How many lines of these entries hold the string "两项目标"? Reply with the number alone.

:: THE DATA

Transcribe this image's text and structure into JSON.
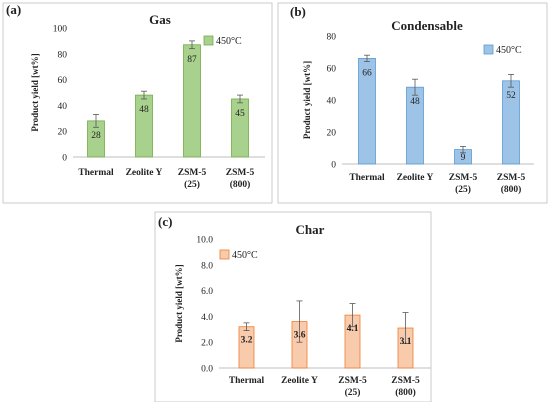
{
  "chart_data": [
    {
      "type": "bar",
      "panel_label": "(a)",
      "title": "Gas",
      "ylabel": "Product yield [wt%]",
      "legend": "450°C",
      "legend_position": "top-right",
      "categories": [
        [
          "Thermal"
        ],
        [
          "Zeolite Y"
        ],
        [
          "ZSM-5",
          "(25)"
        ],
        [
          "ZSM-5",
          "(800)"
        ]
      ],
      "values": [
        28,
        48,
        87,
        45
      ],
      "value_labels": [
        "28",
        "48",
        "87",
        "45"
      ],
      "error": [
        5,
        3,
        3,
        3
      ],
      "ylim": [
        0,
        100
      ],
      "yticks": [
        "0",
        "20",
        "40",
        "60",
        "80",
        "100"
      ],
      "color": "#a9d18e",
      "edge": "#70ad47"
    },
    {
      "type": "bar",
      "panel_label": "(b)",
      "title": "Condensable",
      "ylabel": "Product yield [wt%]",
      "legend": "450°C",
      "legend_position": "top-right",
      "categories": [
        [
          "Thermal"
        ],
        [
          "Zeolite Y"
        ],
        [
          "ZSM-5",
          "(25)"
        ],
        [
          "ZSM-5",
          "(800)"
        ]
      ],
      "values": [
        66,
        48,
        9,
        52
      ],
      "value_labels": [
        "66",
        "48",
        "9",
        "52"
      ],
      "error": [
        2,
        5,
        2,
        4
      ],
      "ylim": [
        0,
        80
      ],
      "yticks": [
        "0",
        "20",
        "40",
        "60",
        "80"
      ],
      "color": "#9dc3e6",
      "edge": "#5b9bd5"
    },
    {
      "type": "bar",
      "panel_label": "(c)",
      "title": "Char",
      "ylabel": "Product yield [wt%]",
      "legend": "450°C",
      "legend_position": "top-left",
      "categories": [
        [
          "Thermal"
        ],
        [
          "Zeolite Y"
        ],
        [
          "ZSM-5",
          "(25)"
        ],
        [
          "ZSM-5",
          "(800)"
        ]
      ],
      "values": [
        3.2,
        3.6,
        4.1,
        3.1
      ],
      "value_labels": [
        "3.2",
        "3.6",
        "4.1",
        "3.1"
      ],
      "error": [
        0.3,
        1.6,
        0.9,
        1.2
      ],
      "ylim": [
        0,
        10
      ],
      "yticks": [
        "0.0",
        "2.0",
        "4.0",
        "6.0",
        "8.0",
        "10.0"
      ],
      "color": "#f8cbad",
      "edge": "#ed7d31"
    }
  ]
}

::::
:: THE DATA

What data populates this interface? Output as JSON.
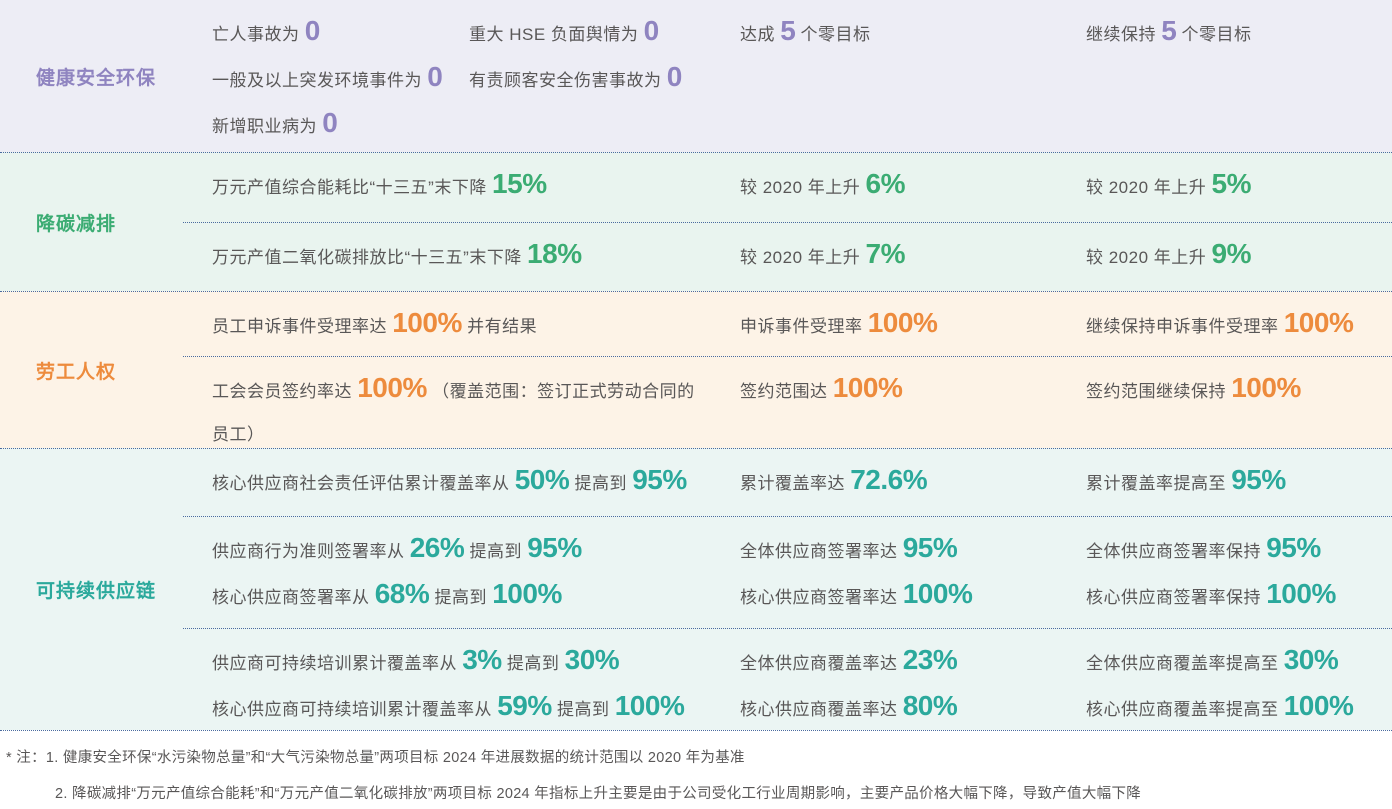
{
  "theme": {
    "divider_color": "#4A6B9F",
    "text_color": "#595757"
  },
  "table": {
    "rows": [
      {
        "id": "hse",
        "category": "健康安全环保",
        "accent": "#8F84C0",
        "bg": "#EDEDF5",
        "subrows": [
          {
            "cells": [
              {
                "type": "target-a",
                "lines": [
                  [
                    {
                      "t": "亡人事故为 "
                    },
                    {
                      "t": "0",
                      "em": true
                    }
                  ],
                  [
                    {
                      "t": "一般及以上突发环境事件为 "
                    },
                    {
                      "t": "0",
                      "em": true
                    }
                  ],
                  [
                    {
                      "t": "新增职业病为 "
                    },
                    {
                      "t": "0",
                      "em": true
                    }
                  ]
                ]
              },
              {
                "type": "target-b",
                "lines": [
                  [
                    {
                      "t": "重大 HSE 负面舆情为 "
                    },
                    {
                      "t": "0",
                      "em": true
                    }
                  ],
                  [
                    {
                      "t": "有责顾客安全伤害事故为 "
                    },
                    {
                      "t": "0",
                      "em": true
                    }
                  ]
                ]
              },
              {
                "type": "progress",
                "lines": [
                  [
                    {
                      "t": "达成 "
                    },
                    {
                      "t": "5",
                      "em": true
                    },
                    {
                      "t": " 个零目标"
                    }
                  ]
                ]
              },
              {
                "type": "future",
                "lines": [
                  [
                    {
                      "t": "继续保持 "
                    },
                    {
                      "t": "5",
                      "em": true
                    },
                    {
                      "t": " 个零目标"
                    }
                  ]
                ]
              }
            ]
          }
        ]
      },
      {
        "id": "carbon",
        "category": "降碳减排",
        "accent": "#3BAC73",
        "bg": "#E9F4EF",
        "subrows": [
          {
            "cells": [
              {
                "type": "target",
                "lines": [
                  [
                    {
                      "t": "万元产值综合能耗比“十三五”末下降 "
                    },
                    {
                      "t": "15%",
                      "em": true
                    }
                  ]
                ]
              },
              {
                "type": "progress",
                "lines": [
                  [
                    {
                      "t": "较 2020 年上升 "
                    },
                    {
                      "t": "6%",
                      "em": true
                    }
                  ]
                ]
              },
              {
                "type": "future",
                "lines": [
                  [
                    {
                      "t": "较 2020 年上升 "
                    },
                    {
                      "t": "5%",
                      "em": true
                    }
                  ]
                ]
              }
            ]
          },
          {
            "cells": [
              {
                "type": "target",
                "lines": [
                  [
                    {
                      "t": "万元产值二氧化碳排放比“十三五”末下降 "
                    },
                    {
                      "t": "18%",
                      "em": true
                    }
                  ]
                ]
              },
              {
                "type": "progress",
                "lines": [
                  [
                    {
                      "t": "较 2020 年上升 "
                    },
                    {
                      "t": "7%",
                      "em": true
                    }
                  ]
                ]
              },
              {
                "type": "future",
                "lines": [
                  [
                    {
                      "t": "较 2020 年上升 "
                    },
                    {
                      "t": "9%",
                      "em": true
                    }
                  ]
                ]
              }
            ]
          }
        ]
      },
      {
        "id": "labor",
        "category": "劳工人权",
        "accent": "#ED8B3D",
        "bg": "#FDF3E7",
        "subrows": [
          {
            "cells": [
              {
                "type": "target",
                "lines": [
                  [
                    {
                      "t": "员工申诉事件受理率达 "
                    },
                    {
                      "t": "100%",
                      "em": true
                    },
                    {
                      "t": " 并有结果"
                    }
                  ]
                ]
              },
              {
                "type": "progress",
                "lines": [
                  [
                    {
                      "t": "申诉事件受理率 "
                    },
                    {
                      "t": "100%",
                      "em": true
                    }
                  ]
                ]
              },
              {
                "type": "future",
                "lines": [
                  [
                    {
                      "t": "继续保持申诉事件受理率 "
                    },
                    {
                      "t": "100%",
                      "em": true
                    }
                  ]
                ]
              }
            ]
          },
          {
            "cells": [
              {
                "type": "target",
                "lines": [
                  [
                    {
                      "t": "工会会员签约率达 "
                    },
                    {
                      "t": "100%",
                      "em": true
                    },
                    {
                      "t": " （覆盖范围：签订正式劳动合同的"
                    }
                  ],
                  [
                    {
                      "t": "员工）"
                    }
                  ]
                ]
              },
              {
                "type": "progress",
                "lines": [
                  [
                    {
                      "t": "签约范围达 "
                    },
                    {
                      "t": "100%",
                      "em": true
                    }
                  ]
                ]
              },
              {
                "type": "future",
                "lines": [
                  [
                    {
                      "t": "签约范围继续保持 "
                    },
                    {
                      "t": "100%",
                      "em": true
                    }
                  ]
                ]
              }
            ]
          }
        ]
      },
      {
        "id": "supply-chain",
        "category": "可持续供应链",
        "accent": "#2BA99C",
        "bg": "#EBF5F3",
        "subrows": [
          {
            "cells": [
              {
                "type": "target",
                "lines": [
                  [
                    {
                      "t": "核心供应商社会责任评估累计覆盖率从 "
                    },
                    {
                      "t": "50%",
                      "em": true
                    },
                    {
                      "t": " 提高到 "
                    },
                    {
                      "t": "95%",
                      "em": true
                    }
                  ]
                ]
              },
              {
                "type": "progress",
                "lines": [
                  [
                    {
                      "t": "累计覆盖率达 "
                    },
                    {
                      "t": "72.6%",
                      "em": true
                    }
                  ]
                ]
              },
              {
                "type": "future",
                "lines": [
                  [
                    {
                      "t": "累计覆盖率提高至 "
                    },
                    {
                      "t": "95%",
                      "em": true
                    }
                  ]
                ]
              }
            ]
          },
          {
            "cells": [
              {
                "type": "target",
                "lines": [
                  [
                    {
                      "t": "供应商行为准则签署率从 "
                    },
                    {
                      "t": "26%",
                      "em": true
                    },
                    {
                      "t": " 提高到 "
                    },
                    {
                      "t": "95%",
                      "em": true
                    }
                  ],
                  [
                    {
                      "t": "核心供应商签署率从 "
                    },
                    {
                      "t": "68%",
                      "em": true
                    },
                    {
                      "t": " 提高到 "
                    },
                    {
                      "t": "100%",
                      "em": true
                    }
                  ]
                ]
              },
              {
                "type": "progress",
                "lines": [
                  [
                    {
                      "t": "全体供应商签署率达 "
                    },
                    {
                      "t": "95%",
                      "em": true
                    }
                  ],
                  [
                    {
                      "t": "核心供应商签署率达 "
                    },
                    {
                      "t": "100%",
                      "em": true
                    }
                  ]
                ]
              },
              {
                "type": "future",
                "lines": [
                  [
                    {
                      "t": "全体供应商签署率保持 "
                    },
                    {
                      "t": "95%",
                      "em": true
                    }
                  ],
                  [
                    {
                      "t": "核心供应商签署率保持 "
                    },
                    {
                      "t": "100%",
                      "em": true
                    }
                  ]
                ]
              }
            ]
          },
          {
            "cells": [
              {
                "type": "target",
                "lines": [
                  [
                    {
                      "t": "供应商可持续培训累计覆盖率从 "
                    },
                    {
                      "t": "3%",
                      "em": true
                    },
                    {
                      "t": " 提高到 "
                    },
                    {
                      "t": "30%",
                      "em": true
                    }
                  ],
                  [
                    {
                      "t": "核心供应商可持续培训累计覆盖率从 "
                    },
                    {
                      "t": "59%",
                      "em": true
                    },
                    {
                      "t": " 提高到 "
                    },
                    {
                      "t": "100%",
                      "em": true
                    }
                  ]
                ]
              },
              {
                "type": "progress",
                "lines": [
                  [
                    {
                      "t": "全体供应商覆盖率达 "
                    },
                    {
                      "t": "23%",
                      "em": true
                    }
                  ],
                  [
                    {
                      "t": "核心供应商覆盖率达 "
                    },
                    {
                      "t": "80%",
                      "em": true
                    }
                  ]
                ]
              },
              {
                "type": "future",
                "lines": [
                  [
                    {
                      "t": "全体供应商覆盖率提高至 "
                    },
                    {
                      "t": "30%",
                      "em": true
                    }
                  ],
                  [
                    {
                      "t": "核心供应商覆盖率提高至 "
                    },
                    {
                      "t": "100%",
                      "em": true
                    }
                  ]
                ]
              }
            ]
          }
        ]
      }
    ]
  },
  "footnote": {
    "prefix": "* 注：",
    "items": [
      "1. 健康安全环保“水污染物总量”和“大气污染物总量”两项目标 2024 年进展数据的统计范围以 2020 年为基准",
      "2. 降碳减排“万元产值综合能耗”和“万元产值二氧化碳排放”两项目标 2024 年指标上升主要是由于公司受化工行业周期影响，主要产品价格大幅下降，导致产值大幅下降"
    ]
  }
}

::::

_RESULT:_ 2